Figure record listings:
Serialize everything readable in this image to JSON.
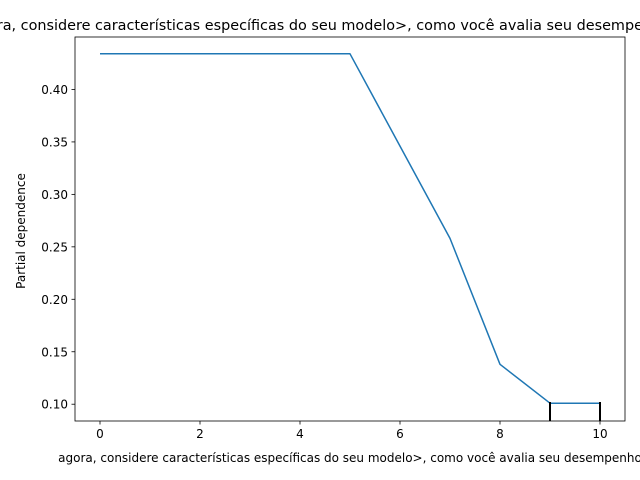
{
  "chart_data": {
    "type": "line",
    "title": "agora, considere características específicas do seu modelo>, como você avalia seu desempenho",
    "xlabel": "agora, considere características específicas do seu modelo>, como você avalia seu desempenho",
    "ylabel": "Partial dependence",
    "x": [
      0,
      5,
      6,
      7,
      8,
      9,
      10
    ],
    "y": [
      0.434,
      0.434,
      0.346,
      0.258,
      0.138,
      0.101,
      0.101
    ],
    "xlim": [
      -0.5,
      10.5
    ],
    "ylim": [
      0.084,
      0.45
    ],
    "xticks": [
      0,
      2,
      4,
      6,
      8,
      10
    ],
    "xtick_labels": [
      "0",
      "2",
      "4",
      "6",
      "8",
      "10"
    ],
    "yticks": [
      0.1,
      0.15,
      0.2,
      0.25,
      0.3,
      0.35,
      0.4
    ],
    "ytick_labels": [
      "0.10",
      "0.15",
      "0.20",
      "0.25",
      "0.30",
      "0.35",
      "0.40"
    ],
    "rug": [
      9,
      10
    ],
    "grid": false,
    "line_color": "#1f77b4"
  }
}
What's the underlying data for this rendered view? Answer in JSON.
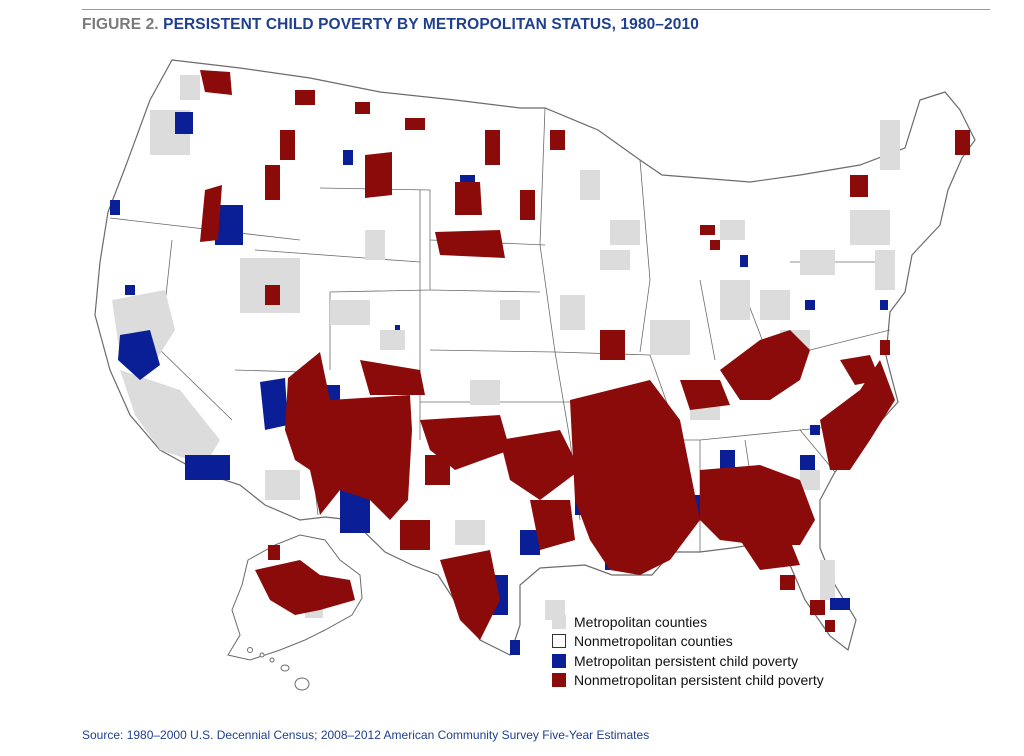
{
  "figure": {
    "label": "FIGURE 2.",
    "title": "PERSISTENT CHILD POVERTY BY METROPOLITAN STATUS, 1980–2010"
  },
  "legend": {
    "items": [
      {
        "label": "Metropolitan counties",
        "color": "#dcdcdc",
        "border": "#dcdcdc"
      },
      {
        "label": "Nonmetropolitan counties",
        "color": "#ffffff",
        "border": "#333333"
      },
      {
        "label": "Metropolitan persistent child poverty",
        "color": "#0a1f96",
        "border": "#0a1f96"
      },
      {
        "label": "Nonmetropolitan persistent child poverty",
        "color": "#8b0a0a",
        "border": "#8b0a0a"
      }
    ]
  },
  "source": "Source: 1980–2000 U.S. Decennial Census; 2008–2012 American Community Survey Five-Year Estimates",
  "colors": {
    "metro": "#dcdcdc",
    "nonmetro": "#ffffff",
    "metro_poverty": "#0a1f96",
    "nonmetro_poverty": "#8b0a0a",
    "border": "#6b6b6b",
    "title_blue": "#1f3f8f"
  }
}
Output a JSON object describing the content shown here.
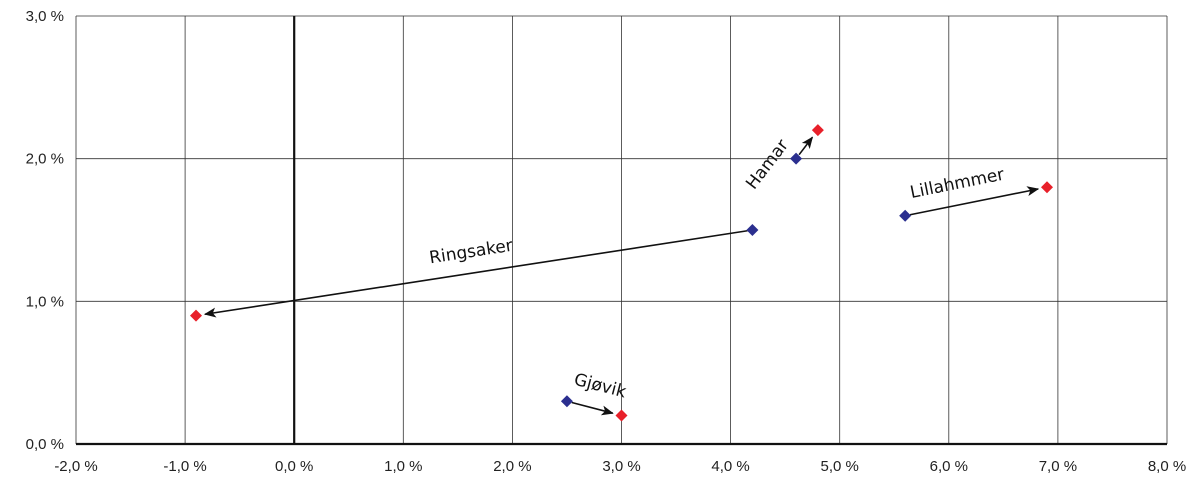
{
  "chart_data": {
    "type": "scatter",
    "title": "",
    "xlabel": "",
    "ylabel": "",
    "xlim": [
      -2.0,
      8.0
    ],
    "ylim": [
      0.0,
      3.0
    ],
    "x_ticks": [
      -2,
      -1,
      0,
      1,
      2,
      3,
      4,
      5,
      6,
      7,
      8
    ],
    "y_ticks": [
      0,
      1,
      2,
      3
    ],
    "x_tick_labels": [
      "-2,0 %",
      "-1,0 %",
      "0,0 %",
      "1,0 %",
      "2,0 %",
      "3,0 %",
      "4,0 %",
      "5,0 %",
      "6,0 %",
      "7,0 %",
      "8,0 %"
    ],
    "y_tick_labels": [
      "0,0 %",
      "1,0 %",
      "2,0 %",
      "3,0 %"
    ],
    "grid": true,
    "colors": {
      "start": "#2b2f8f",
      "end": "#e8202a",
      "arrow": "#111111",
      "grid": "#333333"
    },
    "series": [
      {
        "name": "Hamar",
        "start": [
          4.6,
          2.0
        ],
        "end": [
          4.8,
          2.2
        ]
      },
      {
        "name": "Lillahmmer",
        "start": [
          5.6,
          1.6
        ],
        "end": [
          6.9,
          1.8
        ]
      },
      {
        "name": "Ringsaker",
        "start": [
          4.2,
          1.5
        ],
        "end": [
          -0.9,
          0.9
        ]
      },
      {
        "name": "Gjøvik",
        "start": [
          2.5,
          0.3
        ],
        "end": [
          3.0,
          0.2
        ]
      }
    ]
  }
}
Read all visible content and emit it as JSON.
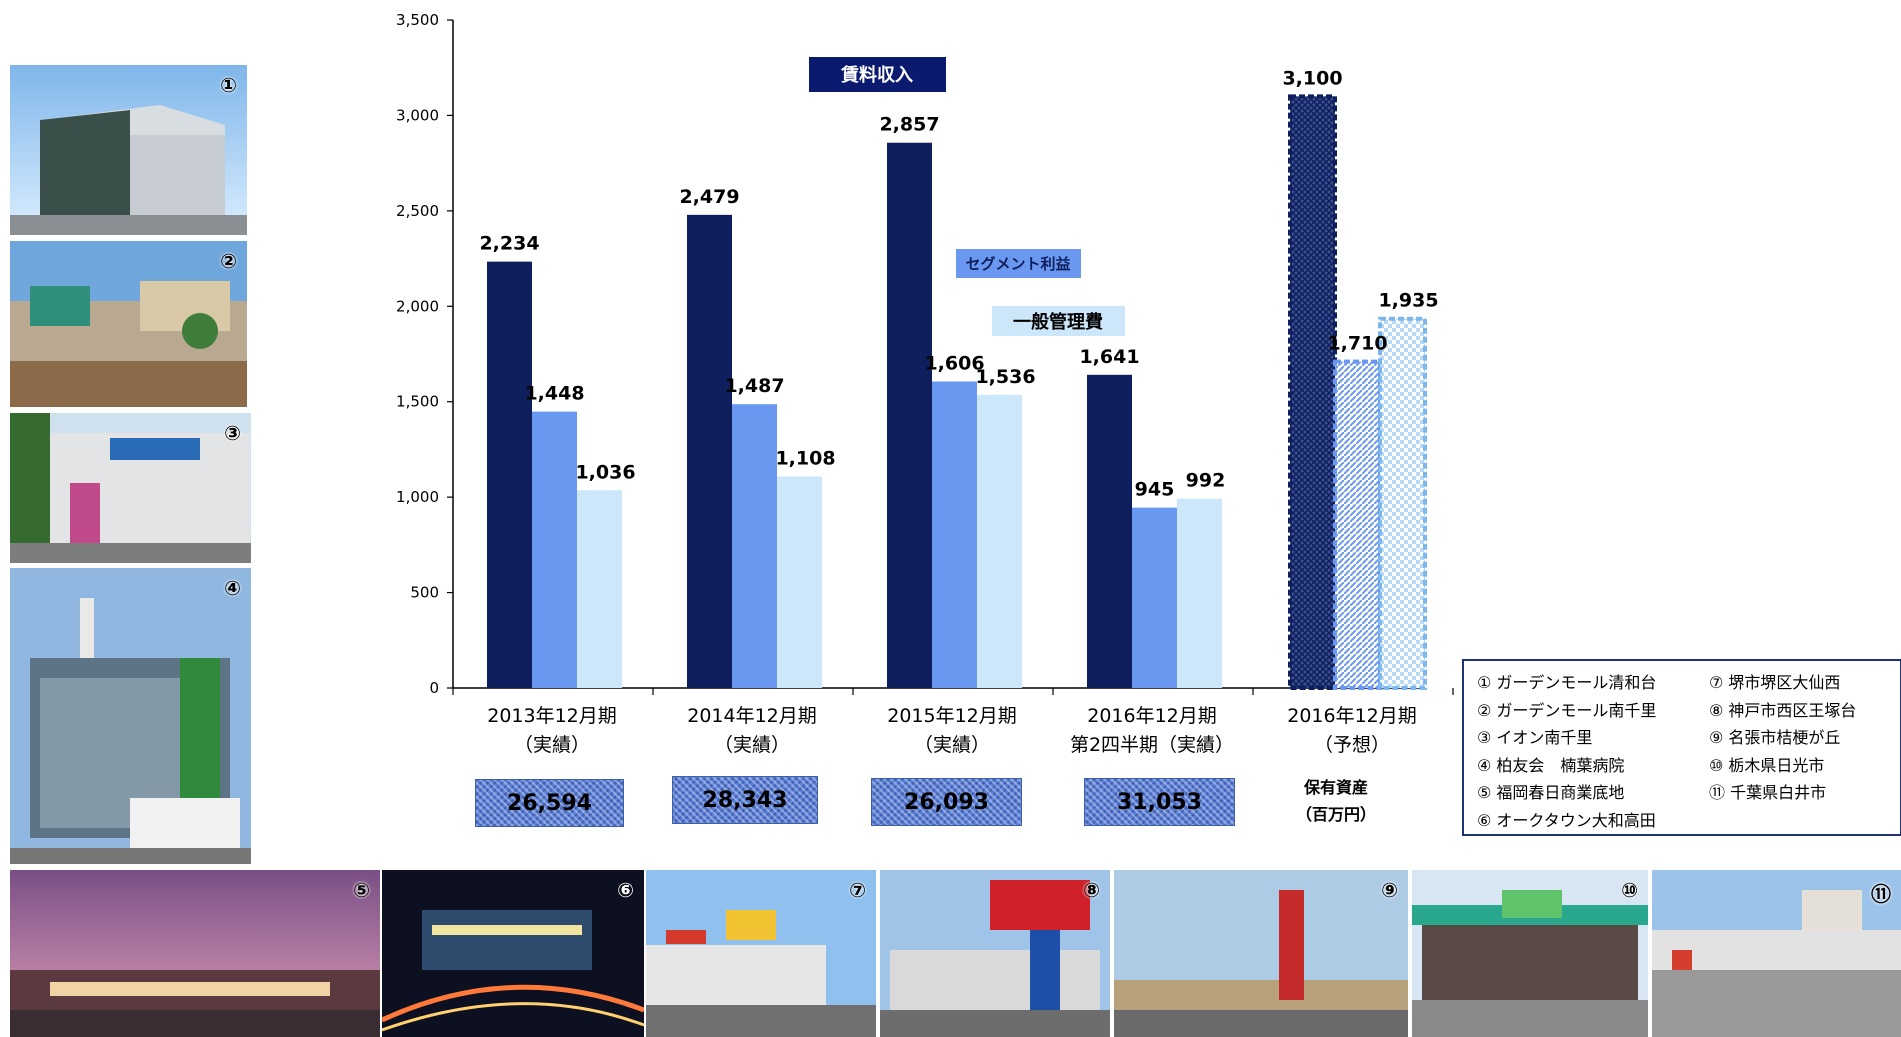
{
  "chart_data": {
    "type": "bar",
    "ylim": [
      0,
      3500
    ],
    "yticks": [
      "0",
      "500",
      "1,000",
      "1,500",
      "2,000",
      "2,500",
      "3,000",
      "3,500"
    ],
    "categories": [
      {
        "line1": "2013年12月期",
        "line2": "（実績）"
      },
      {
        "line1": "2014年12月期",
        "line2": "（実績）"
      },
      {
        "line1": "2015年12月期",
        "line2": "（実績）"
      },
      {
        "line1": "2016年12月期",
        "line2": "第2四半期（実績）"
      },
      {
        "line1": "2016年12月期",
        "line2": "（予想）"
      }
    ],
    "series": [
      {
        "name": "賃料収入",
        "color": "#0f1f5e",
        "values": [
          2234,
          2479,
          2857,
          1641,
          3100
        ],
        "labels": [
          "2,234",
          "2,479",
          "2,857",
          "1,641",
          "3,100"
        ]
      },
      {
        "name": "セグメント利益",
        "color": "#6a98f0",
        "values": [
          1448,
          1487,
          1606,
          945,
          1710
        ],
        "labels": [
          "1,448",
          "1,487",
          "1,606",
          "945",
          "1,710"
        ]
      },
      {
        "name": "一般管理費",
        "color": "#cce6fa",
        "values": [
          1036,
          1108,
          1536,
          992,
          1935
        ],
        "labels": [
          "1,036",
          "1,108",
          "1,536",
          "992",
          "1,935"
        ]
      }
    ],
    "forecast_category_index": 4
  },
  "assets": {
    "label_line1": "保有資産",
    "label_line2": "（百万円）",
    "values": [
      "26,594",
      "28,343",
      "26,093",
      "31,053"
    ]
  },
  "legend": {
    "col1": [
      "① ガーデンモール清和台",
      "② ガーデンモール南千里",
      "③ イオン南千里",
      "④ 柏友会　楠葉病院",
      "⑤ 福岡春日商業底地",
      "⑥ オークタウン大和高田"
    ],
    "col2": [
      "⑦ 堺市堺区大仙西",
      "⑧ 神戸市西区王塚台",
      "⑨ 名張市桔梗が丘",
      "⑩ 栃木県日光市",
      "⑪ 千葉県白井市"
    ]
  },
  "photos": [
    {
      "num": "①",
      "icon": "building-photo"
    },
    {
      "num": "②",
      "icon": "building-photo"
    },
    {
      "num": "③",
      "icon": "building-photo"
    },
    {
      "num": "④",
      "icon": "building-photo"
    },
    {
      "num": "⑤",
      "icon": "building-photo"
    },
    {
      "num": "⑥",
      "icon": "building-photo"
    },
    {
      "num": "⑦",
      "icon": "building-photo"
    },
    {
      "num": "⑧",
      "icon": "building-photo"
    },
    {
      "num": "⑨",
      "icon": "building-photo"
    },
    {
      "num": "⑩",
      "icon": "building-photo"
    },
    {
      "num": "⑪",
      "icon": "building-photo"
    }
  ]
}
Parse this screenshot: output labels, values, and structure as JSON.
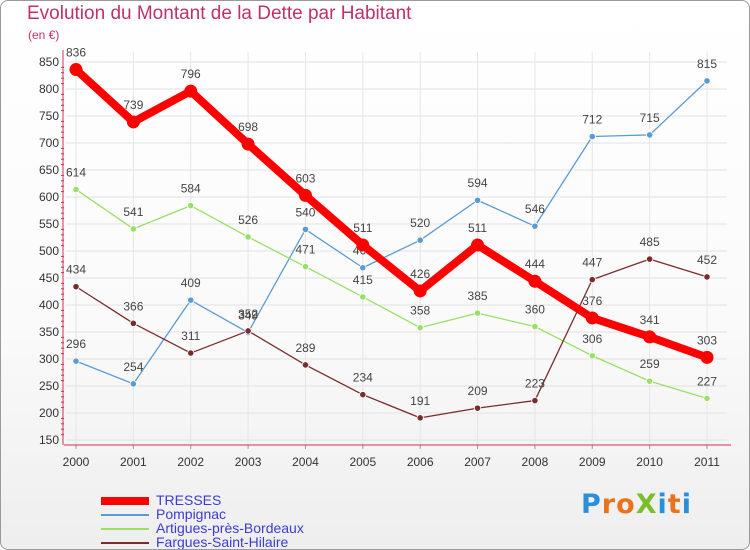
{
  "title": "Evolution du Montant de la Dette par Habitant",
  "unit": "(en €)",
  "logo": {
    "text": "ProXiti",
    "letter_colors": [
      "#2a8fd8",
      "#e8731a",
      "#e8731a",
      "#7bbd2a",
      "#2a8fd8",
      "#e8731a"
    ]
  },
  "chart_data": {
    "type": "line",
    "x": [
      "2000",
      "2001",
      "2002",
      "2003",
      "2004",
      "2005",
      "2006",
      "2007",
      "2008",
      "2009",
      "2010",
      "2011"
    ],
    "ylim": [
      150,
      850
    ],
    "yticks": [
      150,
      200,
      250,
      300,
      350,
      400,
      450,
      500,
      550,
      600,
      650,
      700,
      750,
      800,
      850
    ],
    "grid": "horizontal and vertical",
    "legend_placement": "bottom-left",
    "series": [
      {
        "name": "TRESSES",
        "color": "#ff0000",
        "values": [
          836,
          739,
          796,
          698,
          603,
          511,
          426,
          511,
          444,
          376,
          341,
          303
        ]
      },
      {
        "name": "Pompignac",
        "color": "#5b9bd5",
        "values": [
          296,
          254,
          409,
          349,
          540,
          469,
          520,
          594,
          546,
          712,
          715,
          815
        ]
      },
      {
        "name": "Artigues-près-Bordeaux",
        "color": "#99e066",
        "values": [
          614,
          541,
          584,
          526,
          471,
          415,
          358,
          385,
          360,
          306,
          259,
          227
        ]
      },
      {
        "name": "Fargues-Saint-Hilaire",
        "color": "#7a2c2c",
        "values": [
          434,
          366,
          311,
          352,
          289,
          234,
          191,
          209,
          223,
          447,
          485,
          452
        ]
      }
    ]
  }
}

● WHAT YOU SHOULD DO
Scan the records for the string "type". Copy each line in which it appears.

● EXERCISE RESPONSE
    "type": "line",
    "type": "scatter",
    "type": "bar",
    "type": "line",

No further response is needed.